-- START Source passage --

Apple did something very similar to MS when they released Mountain Lion (the latest version of the OS for the Mac). Shortly speaking, if an app is unsigned, something like Win8 Smartscreen (called Gatekeeper) makes it very difficult to install it.

Together with some other developers, I decided to inform the European Commission about what I believed was a monopoly abuse by Apple but the EC replied to my letter saying that Apple cannot be sued because they don't have the monopoly of operating systems. Attached you can find my letter to the EC and their reply. And this is the link to the forum where I discussed the issue:

http://www.lazarus.freepascal.org/in...c,16799.0.html

I wonder if Microsoft could be sued instead.

----------


## DataMiser

So does that mean that people will not be able to install software from CD/DVD that was written for Windows XP/Vista/7 or .... That would be a major issue if that were the case. I develop custom software directly for a specific end user, selling through the app store for this type of thing is not an option and I sure would not want to share any revenue for this type of app with MS or any other 3rd party.

-- END Source passage --

Problem description: Pick up the forum thread on unsigned apps and Gatekeeper after its final sentence and continue it. The records that follow are drawn from a separate source.

-- START Records supplied --

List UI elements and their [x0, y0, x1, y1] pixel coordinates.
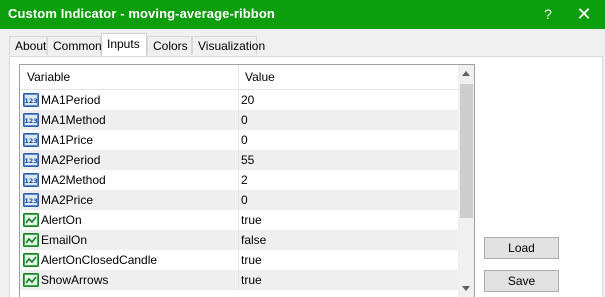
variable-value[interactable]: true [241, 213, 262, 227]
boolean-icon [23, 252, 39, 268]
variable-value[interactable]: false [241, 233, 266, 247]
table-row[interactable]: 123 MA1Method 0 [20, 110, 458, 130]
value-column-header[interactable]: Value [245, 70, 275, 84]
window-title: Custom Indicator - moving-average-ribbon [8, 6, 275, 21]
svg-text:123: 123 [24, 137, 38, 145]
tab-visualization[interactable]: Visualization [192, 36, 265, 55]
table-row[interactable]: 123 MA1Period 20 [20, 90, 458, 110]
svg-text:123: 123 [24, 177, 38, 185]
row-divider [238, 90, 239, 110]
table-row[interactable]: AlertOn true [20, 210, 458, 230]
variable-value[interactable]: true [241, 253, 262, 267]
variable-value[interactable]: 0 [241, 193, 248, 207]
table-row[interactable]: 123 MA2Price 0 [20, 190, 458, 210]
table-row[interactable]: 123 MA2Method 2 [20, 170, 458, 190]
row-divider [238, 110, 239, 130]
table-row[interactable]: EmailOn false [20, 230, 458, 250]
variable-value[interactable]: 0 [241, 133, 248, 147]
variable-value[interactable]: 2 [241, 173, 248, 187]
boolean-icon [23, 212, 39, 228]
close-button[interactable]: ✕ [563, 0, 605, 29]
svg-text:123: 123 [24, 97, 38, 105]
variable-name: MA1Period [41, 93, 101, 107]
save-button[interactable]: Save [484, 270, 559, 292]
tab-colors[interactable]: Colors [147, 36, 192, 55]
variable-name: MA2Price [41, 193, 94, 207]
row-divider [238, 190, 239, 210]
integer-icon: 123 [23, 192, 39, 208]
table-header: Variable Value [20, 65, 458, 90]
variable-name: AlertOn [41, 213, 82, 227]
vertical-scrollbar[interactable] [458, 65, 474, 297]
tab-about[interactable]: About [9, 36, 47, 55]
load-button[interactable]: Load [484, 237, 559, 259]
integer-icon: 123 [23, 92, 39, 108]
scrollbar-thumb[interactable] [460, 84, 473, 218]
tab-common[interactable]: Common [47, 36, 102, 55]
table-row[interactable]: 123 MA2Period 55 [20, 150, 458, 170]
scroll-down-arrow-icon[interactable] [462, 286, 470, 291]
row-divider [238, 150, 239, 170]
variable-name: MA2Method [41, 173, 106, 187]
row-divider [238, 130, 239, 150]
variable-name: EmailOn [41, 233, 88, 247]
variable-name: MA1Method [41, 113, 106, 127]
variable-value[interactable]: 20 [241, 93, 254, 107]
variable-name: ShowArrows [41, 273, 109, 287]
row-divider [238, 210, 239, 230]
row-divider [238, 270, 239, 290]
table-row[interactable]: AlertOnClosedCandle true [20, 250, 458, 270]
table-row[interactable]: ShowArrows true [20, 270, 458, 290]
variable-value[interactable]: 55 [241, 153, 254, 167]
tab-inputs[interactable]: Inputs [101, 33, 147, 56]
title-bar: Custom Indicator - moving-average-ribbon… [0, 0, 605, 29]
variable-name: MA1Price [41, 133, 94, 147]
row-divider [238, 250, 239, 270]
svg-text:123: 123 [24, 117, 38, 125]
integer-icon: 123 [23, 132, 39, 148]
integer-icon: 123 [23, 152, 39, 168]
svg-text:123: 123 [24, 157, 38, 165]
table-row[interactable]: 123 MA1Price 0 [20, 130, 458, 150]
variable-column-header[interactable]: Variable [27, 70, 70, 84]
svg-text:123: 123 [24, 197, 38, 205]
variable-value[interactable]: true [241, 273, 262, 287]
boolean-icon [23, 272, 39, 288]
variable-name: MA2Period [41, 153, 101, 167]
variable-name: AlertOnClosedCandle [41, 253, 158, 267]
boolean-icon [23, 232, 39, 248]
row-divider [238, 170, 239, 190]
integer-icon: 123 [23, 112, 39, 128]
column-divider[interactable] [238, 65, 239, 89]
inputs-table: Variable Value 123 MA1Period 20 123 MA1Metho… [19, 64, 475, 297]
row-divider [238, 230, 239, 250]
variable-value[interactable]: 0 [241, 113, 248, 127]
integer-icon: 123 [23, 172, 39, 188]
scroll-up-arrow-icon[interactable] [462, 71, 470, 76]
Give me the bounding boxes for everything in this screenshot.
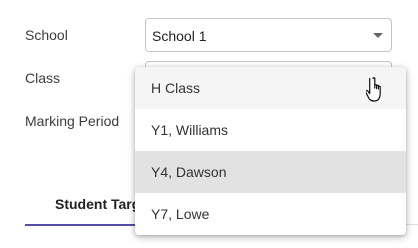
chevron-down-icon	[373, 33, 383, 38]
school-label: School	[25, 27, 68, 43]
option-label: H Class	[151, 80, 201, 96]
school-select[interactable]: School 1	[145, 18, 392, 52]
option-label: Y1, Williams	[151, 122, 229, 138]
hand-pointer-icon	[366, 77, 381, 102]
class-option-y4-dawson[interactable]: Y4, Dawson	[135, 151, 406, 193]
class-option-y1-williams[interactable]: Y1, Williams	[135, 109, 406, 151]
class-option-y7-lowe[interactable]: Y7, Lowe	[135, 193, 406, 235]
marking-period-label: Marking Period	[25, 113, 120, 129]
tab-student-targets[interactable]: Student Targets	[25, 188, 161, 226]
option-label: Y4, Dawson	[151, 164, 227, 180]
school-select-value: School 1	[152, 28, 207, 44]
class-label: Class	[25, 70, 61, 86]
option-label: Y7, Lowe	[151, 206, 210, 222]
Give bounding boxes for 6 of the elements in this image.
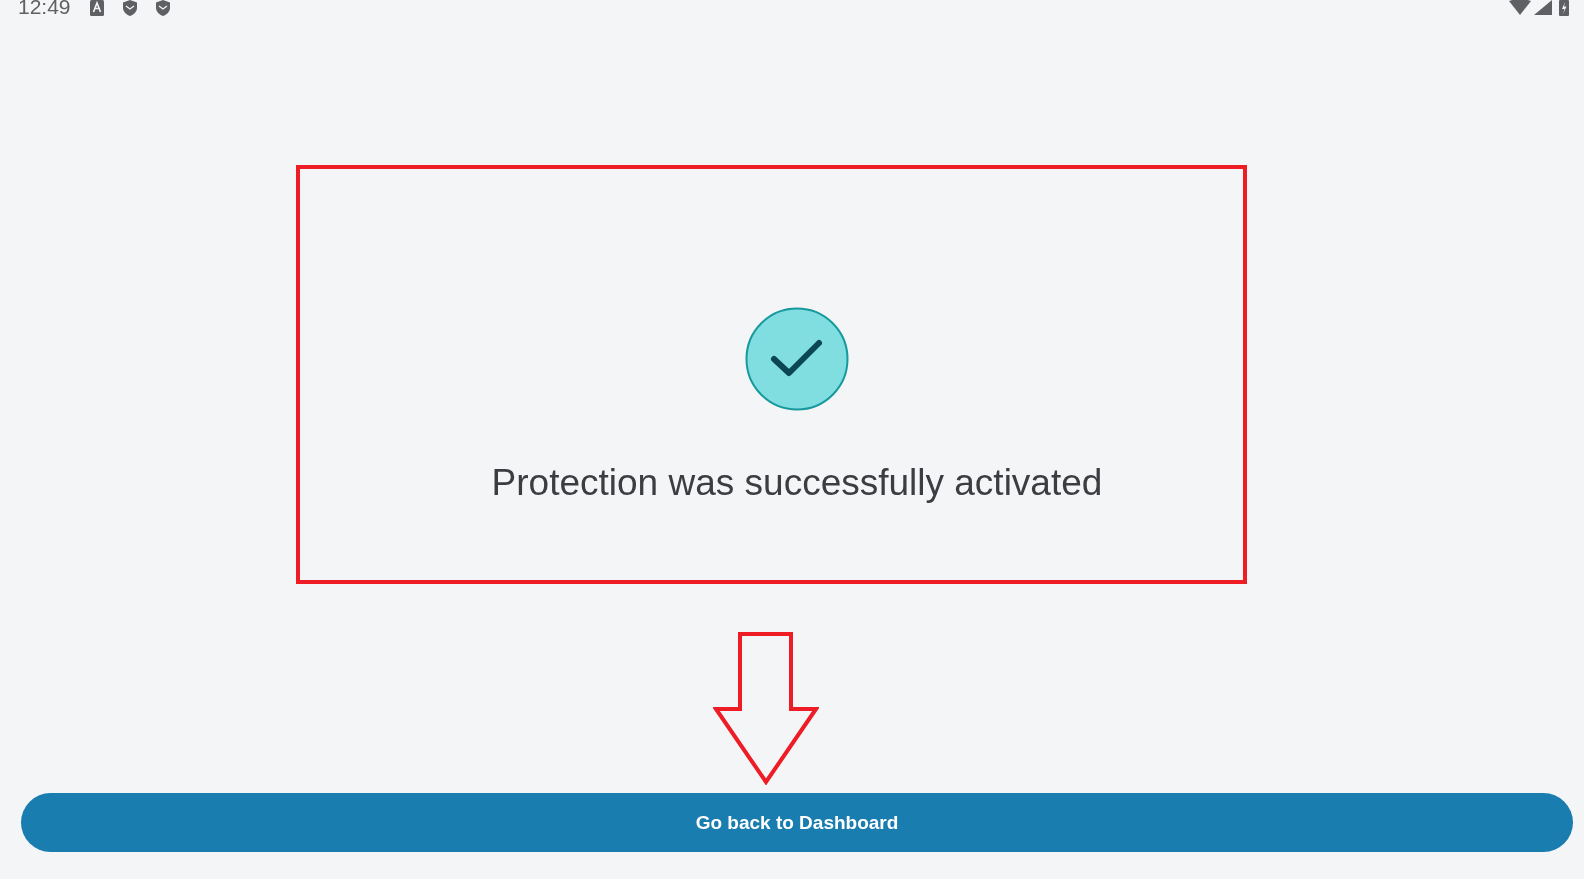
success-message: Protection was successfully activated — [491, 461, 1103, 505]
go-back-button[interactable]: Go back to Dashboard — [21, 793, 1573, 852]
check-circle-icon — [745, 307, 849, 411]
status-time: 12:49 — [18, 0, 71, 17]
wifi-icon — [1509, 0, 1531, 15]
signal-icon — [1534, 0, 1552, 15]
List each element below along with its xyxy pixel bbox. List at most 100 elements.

-- END Records supplied --
-- START Records supplied --

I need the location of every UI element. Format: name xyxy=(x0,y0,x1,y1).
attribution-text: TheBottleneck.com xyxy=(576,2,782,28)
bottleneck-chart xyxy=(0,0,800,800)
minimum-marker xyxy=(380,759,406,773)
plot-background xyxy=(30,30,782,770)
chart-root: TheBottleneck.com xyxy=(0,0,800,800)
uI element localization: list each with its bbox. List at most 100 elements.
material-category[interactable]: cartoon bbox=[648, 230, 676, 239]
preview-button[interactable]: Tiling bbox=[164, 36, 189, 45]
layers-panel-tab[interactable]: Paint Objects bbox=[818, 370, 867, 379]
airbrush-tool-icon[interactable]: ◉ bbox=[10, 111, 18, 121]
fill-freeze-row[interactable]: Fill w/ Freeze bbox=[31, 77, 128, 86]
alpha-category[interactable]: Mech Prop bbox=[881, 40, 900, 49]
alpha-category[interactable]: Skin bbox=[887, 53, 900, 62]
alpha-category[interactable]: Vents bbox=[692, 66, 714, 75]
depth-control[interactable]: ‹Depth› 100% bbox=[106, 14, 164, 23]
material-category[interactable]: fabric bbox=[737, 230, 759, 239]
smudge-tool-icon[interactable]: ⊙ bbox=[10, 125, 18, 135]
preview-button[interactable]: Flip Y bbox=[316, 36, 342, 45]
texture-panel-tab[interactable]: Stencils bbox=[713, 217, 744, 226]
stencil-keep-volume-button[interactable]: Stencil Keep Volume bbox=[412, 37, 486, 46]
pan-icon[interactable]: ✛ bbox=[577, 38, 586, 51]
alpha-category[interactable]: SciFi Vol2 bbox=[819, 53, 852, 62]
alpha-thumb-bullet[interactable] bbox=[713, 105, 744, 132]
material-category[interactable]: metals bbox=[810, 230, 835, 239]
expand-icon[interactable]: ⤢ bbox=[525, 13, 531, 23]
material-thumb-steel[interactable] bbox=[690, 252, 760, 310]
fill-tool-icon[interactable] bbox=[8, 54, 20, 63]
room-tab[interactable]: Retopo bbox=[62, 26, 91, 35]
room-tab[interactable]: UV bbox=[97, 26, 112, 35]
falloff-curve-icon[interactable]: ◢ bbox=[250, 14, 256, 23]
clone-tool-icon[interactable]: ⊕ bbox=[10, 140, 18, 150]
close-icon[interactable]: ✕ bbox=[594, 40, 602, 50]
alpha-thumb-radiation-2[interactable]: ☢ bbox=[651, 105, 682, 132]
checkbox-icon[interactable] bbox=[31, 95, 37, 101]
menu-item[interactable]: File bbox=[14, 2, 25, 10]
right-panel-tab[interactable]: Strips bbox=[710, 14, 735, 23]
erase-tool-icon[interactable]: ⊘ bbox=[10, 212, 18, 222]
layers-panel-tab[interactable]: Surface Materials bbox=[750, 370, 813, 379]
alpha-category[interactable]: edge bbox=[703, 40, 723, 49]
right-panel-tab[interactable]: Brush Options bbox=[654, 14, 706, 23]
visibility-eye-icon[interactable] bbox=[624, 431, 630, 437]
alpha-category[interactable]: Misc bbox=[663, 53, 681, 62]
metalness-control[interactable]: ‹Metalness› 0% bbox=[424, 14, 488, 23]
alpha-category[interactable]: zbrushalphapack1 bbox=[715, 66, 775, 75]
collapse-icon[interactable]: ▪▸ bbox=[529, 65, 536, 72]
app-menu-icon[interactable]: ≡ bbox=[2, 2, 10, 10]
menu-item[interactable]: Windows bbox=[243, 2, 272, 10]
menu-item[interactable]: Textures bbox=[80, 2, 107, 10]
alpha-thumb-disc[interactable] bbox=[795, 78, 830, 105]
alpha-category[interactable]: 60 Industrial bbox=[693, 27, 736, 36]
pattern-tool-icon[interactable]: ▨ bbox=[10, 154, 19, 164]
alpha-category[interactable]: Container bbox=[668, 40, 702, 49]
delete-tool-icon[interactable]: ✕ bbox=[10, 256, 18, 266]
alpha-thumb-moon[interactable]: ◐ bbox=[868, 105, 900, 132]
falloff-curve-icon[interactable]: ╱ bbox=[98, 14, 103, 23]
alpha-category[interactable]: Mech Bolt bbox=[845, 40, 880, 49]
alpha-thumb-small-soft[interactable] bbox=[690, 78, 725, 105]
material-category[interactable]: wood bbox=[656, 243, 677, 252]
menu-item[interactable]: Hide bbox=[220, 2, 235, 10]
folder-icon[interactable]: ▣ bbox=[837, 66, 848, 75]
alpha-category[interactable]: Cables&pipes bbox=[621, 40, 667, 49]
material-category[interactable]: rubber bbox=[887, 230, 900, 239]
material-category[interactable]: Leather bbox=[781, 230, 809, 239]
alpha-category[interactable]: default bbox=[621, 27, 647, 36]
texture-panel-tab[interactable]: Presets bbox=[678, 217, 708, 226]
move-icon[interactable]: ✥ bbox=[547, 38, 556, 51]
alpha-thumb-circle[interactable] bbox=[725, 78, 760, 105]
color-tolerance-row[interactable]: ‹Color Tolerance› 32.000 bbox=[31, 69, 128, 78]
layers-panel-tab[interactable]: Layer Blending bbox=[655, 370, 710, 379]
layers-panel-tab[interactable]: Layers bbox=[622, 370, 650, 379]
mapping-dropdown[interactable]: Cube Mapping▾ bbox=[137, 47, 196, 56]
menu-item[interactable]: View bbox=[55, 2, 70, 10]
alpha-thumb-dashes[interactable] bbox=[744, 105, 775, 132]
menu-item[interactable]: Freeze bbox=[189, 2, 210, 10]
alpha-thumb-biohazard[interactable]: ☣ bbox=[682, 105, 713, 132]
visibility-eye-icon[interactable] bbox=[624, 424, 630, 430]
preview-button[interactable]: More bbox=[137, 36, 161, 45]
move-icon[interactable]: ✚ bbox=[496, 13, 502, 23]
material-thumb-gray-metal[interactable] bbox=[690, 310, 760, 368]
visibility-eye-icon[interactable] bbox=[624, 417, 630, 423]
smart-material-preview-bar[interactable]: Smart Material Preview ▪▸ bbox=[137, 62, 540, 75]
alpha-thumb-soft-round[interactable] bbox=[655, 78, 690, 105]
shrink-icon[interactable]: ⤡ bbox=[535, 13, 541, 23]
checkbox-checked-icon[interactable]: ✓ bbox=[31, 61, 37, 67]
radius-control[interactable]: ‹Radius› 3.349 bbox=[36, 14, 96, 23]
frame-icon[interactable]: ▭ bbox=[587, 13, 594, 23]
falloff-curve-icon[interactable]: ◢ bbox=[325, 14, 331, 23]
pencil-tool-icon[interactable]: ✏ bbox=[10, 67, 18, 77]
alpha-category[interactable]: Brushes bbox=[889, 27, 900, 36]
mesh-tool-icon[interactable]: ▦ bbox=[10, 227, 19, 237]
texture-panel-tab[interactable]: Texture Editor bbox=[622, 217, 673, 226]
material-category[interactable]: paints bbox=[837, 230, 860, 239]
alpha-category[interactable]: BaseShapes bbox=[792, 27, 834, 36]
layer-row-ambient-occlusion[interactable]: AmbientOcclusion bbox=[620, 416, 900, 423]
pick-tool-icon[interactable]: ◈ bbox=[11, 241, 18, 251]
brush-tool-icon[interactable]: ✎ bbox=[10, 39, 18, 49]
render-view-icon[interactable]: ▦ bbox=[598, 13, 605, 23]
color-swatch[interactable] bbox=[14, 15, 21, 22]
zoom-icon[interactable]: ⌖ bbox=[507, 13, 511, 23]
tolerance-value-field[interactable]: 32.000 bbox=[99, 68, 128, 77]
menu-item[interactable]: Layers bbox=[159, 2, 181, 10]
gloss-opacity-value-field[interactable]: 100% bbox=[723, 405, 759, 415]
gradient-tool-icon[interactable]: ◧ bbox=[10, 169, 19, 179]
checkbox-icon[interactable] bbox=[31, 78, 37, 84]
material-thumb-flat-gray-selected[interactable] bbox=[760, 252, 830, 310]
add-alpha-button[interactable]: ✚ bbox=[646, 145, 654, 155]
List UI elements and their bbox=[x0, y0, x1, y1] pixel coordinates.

-- END Records supplied --

Written answer:
For apps that are written for the masses and distributed via the MS store there is no problem from my POV so long as we still have other avenues.

----------


## esposito

> So does that mean that people will not be able to install software from CD/DVD that was written for Windows XP/Vista/7 or .... That would be a major issue if that were the case. I develop custom software directly for a specific end user, selling through the app store for this type of thing is not an option and I sure would not want to share any revenue for this type of app with MS or any other 3rd party.
> 
> For apps that are written for the masses and distributed via the MS store there is no problem from my POV so long as we still have other avenues.


Don't worry, you are safe. Both Smartscreen and Gatekeeper intervene only if the app was downloaded from the Web. If you distribute your software through CDs or USB sticks, it can be installed without any problems.

----------


## dilettante

> Don't worry, you are safe. Both Smartscreen and Gatekeeper intervene only if the app was downloaded from the Web. If you distribute your software through CDs or USB sticks, it can be installed without any problems.


I had the idea this isn't true for Metro applets though.  Don't these require installing from either the Store or an internal Enterprise Store-let unless you go through a kind of "jailbreaking" process?

----------


## esposito

> I had the idea this isn't true for Metro applets though.  Don't these require installing from either the Store or an internal Enterprise Store-let unless you go through a kind of "jailbreaking" process?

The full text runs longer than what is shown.